Where does the string "name" appear? Copy every line of the entries below that holds it.
· · · ·
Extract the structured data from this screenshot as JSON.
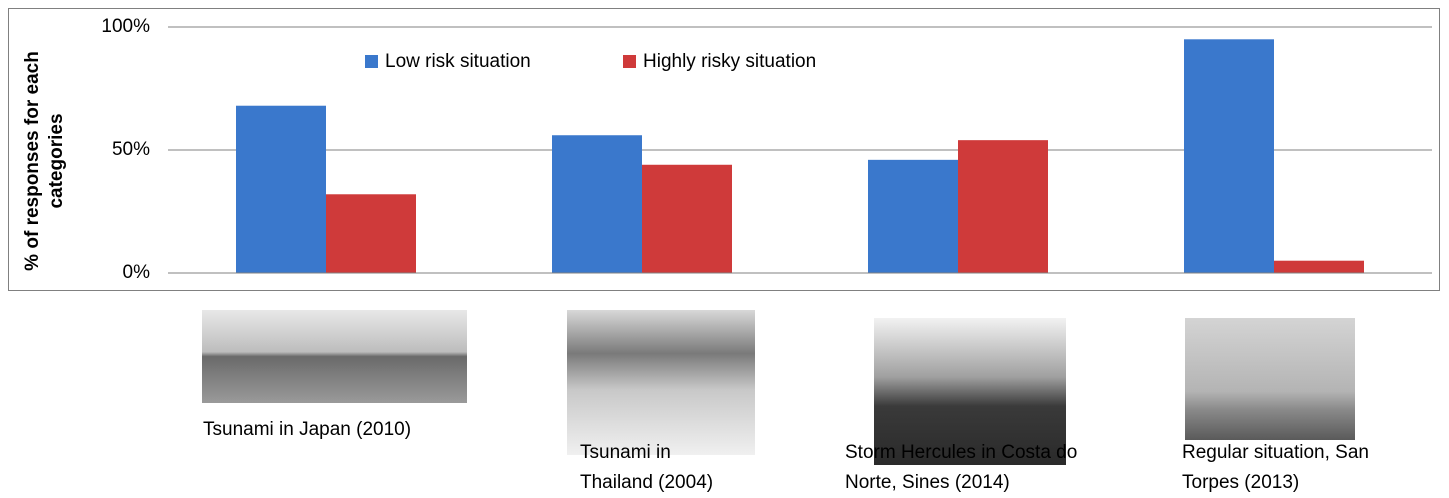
{
  "chart_data": {
    "type": "bar",
    "y_label": "% of responses for each categories",
    "categories": [
      "Tsunami in Japan (2010)",
      "Tsunami in Thailand (2004)",
      "Storm Hercules in Costa do Norte, Sines (2014)",
      "Regular situation, San Torpes (2013)"
    ],
    "series": [
      {
        "name": "Low risk situation",
        "color": "#3a78cc",
        "values": [
          68,
          56,
          46,
          95
        ]
      },
      {
        "name": "Highly risky situation",
        "color": "#cf3a3a",
        "values": [
          32,
          44,
          54,
          5
        ]
      }
    ],
    "ylim": [
      0,
      100
    ],
    "yticks": [
      {
        "value": 0,
        "label": "0%"
      },
      {
        "value": 50,
        "label": "50%"
      },
      {
        "value": 100,
        "label": "100%"
      }
    ],
    "grid": true,
    "legend": "top"
  }
}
· · · ·
#### [EXERCISE RESPONSE]
        "name": "Low risk situation",
        "name": "Highly risky situation",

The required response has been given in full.